» The exercise:
Return every line below in which "Bedrooms" appears.

[Stored data]
↓
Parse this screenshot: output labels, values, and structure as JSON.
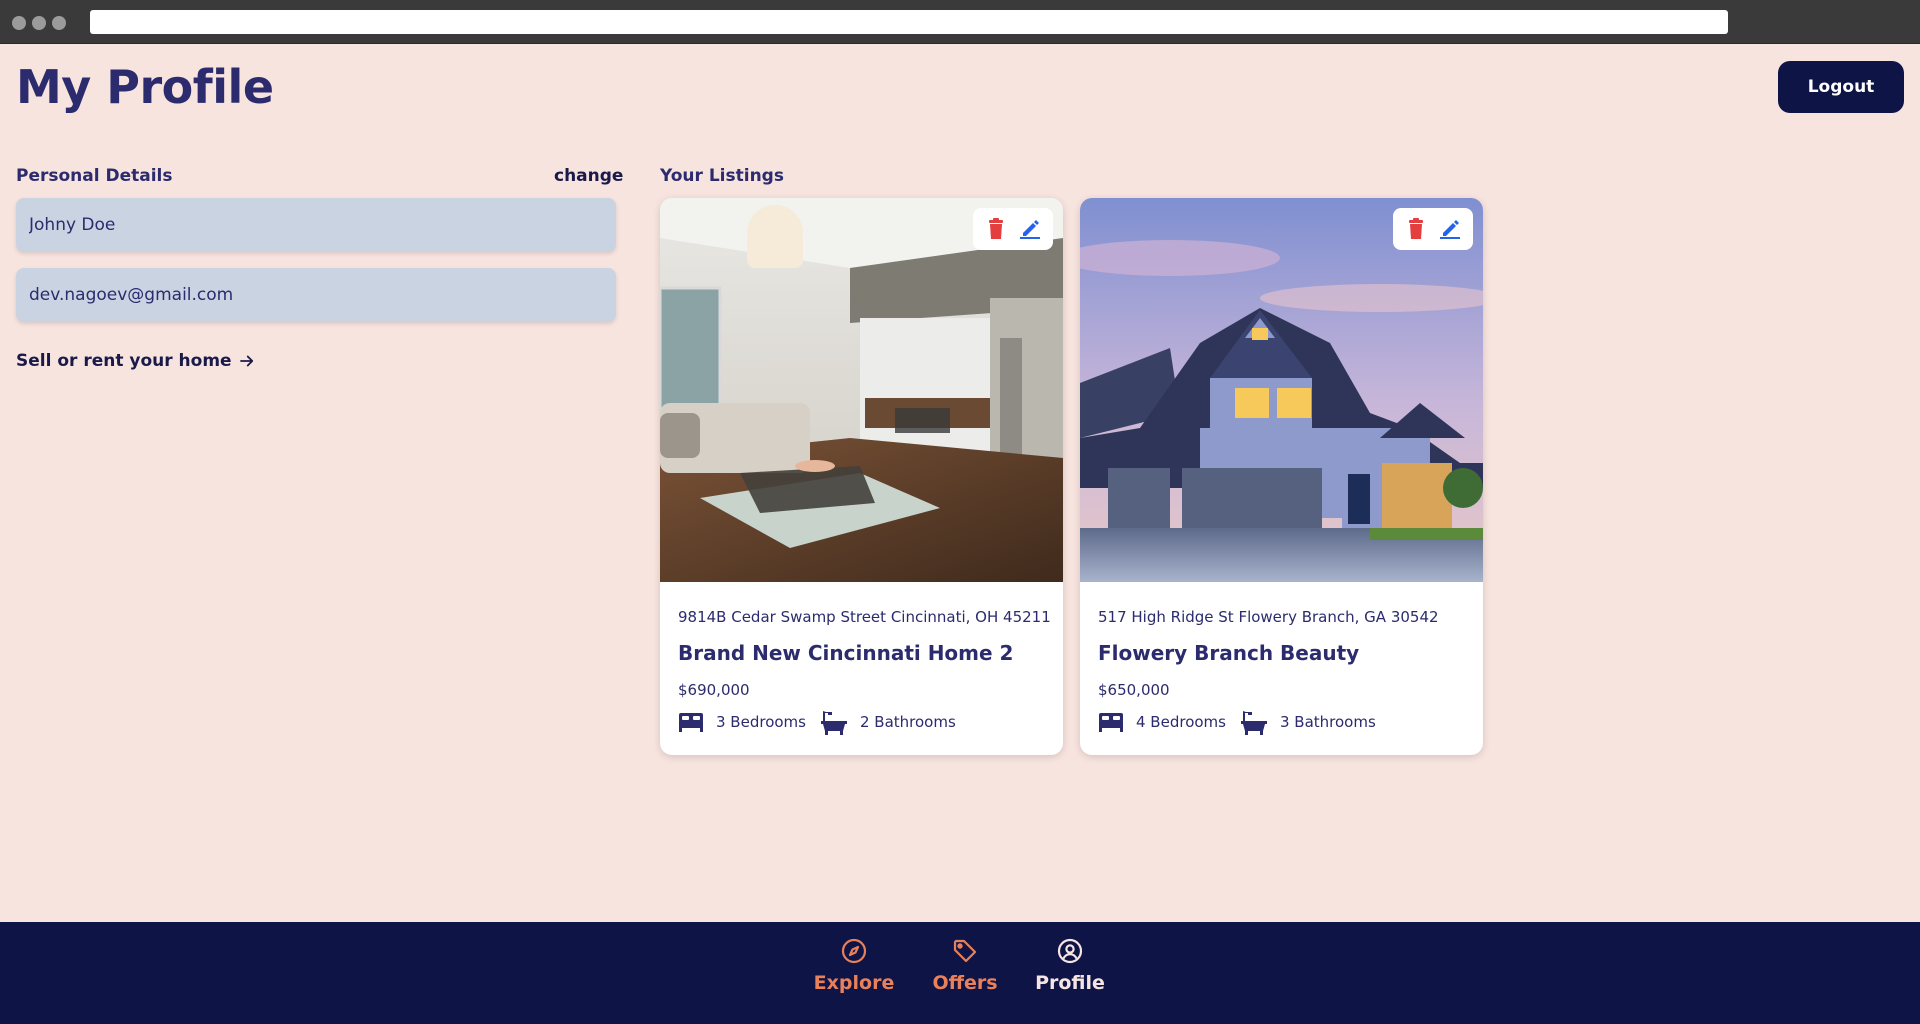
{
  "page": {
    "title": "My Profile",
    "logout_label": "Logout"
  },
  "personal_details": {
    "label": "Personal Details",
    "change_label": "change",
    "name_value": "Johny Doe",
    "email_value": "dev.nagoev@gmail.com",
    "sell_link": "Sell or rent your home"
  },
  "listings": {
    "label": "Your Listings",
    "items": [
      {
        "address": "9814B Cedar Swamp Street Cincinnati, OH 45211",
        "title": "Brand New Cincinnati Home 2",
        "price": "$690,000",
        "bedrooms": "3 Bedrooms",
        "bathrooms": "2 Bathrooms"
      },
      {
        "address": "517 High Ridge St Flowery Branch, GA 30542",
        "title": "Flowery Branch Beauty",
        "price": "$650,000",
        "bedrooms": "4 Bedrooms",
        "bathrooms": "3 Bathrooms"
      }
    ]
  },
  "nav": {
    "items": [
      {
        "label": "Explore",
        "icon": "compass-icon"
      },
      {
        "label": "Offers",
        "icon": "tag-icon"
      },
      {
        "label": "Profile",
        "icon": "user-circle-icon"
      }
    ]
  },
  "colors": {
    "accent": "#0f1447",
    "nav_inactive": "#e8805a",
    "delete": "#e53e3e",
    "edit": "#2563eb",
    "background": "#f8e4df"
  }
}
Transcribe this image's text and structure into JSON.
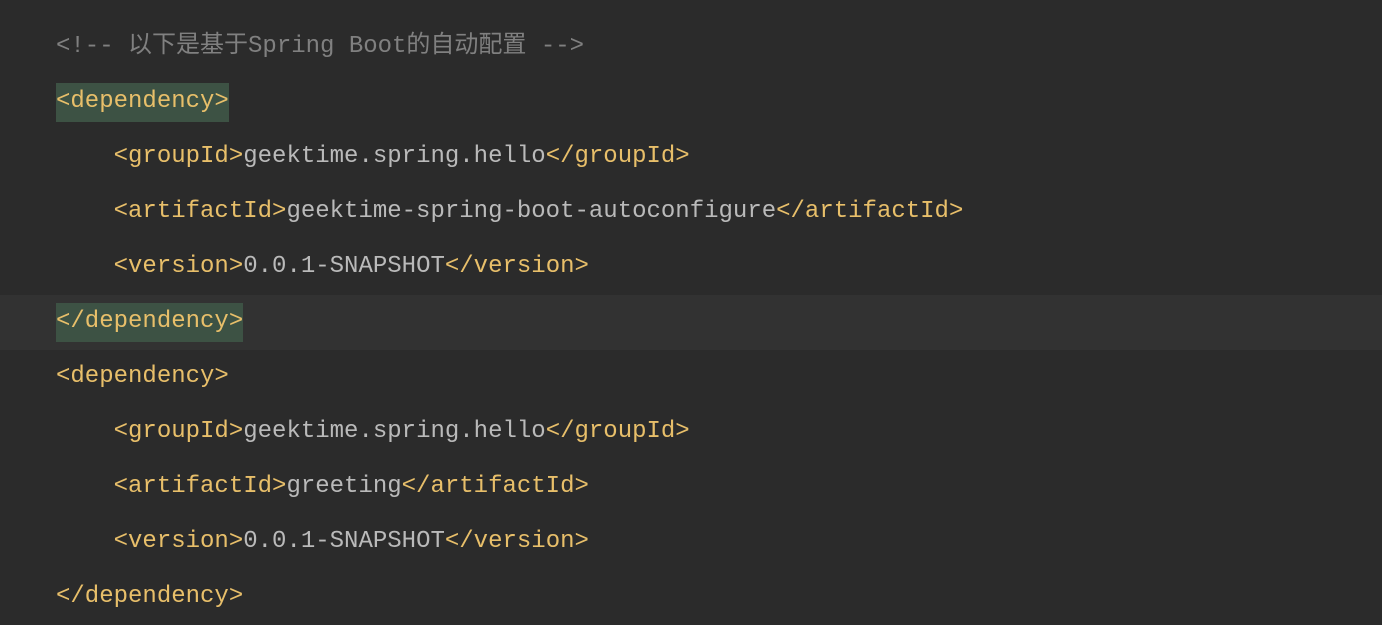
{
  "code": {
    "comment": "<!-- 以下是基于Spring Boot的自动配置 -->",
    "dep1": {
      "open": "<dependency>",
      "groupId": {
        "openTag": "<groupId>",
        "text": "geektime.spring.hello",
        "closeTag": "</groupId>"
      },
      "artifactId": {
        "openTag": "<artifactId>",
        "text": "geektime-spring-boot-autoconfigure",
        "closeTag": "</artifactId>"
      },
      "version": {
        "openTag": "<version>",
        "text": "0.0.1-SNAPSHOT",
        "closeTag": "</version>"
      },
      "close": "</dependency>"
    },
    "dep2": {
      "open": "<dependency>",
      "groupId": {
        "openTag": "<groupId>",
        "text": "geektime.spring.hello",
        "closeTag": "</groupId>"
      },
      "artifactId": {
        "openTag": "<artifactId>",
        "text": "greeting",
        "closeTag": "</artifactId>"
      },
      "version": {
        "openTag": "<version>",
        "text": "0.0.1-SNAPSHOT",
        "closeTag": "</version>"
      },
      "close": "</dependency>"
    }
  }
}
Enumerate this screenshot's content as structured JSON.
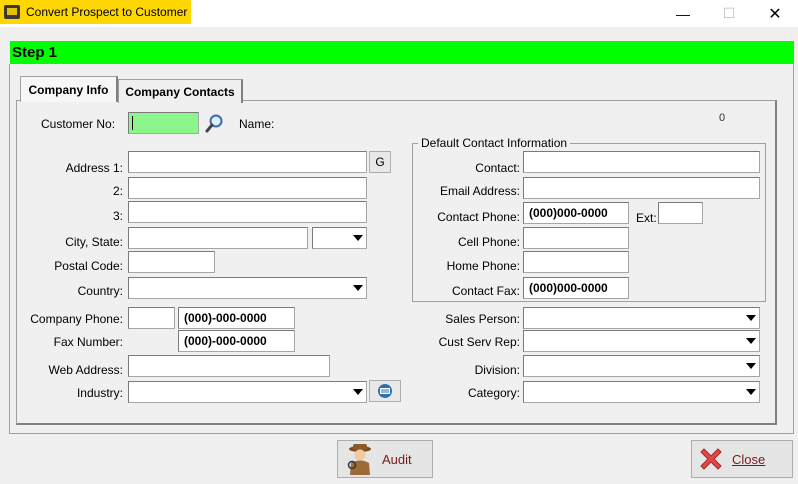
{
  "window": {
    "title": "Convert Prospect to Customer",
    "min_glyph": "—",
    "max_glyph": "☐",
    "close_glyph": "✕"
  },
  "step": {
    "title": "Step 1"
  },
  "tabs": [
    {
      "label": "Company Info",
      "active": true
    },
    {
      "label": "Company Contacts",
      "active": false
    }
  ],
  "form": {
    "customer_no_label": "Customer No:",
    "customer_no_value": "",
    "name_label": "Name:",
    "counter": "0",
    "address1_label": "Address 1:",
    "address2_label": "2:",
    "address3_label": "3:",
    "geocode_button": "G",
    "city_state_label": "City, State:",
    "postal_code_label": "Postal Code:",
    "country_label": "Country:",
    "company_phone_label": "Company Phone:",
    "company_phone_value": "(000)-000-0000",
    "fax_label": "Fax Number:",
    "fax_value": "(000)-000-0000",
    "web_label": "Web Address:",
    "industry_label": "Industry:"
  },
  "contact": {
    "group_title": "Default Contact Information",
    "contact_label": "Contact:",
    "email_label": "Email Address:",
    "contact_phone_label": "Contact Phone:",
    "contact_phone_value": "(000)000-0000",
    "ext_label": "Ext:",
    "cell_label": "Cell Phone:",
    "home_label": "Home Phone:",
    "fax_label": "Contact Fax:",
    "fax_value": "(000)000-0000"
  },
  "assignments": {
    "sales_person_label": "Sales Person:",
    "cust_serv_label": "Cust Serv Rep:",
    "division_label": "Division:",
    "category_label": "Category:"
  },
  "buttons": {
    "audit": "Audit",
    "close": "Close"
  },
  "colors": {
    "title_highlight": "#ffd700",
    "step_bar": "#00ff00",
    "customer_no_field": "#8cf58c"
  },
  "icons": {
    "app": "app-icon",
    "search": "magnifier-icon",
    "lookup": "lookup-icon",
    "audit": "detective-icon",
    "close": "red-x-icon"
  }
}
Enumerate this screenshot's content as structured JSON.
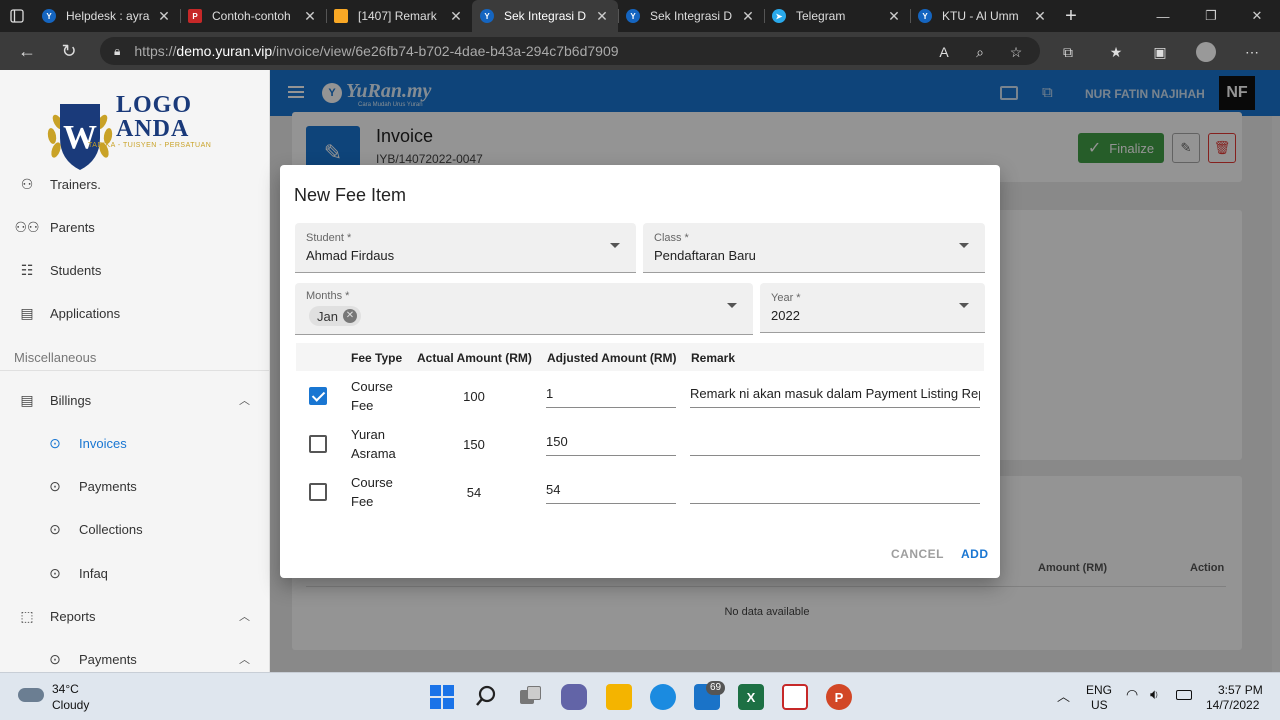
{
  "browser": {
    "tabs": [
      {
        "title": "Helpdesk : ayra",
        "icon_color": "#1565c0",
        "icon": "yuran-icon"
      },
      {
        "title": "Contoh-contoh",
        "icon_color": "#c62828",
        "icon": "pdf-icon"
      },
      {
        "title": "[1407] Remark",
        "icon_color": "#f9a825",
        "icon": "task-icon"
      },
      {
        "title": "Sek Integrasi D",
        "icon_color": "#1565c0",
        "icon": "yuran-icon",
        "active": true
      },
      {
        "title": "Sek Integrasi D",
        "icon_color": "#1565c0",
        "icon": "yuran-icon"
      },
      {
        "title": "Telegram",
        "icon_color": "#29a9eb",
        "icon": "telegram-icon"
      },
      {
        "title": "KTU - Al Umm",
        "icon_color": "#1565c0",
        "icon": "yuran-icon"
      }
    ],
    "url_prefix": "https://",
    "url_host": "demo.yuran.vip",
    "url_path": "/invoice/view/6e26fb74-b702-4dae-b43a-294c7b6d7909"
  },
  "sidebar": {
    "logo_line1": "LOGO",
    "logo_line2": "ANDA",
    "logo_tagline": "TADIKA - TUISYEN - PERSATUAN",
    "items": [
      {
        "label": "Trainers.",
        "icon": "trainer-icon"
      },
      {
        "label": "Parents",
        "icon": "parents-icon"
      },
      {
        "label": "Students",
        "icon": "students-icon"
      },
      {
        "label": "Applications",
        "icon": "applications-icon"
      }
    ],
    "section_misc": "Miscellaneous",
    "billings": "Billings",
    "billing_items": [
      "Invoices",
      "Payments",
      "Collections",
      "Infaq"
    ],
    "reports": "Reports",
    "report_items": [
      "Payments"
    ]
  },
  "topbar": {
    "brand": "YuRan.my",
    "brand_tagline": "Cara Mudah Urus Yuran",
    "user_name": "NUR FATIN NAJIHAH",
    "user_initials": "NF"
  },
  "invoice": {
    "title": "Invoice",
    "number": "IYB/14072022-0047",
    "finalize_label": "Finalize",
    "table_col_amount": "Amount (RM)",
    "table_col_action": "Action",
    "no_data": "No data available"
  },
  "dialog": {
    "title": "New Fee Item",
    "student_label": "Student *",
    "student_value": "Ahmad Firdaus",
    "class_label": "Class *",
    "class_value": "Pendaftaran Baru",
    "months_label": "Months *",
    "months_chip": "Jan",
    "year_label": "Year *",
    "year_value": "2022",
    "columns": [
      "Fee Type",
      "Actual Amount (RM)",
      "Adjusted Amount (RM)",
      "Remark"
    ],
    "rows": [
      {
        "checked": true,
        "fee_type_1": "Course",
        "fee_type_2": "Fee",
        "actual": "100",
        "adjusted": "1",
        "remark": "Remark ni akan masuk dalam Payment Listing Repo"
      },
      {
        "checked": false,
        "fee_type_1": "Yuran",
        "fee_type_2": "Asrama",
        "actual": "150",
        "adjusted": "150",
        "remark": ""
      },
      {
        "checked": false,
        "fee_type_1": "Course",
        "fee_type_2": "Fee",
        "actual": "54",
        "adjusted": "54",
        "remark": ""
      }
    ],
    "cancel_label": "CANCEL",
    "add_label": "ADD"
  },
  "taskbar": {
    "weather_temp": "34°C",
    "weather_desc": "Cloudy",
    "mail_badge": "69",
    "lang_1": "ENG",
    "lang_2": "US",
    "time": "3:57 PM",
    "date": "14/7/2022"
  },
  "colors": {
    "primary": "#1976d2",
    "finalize": "#43a047",
    "delete": "#e53935"
  }
}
↑
» Response to the task:
        "bedrooms": "3 Bedrooms",
        "bedrooms": "4 Bedrooms",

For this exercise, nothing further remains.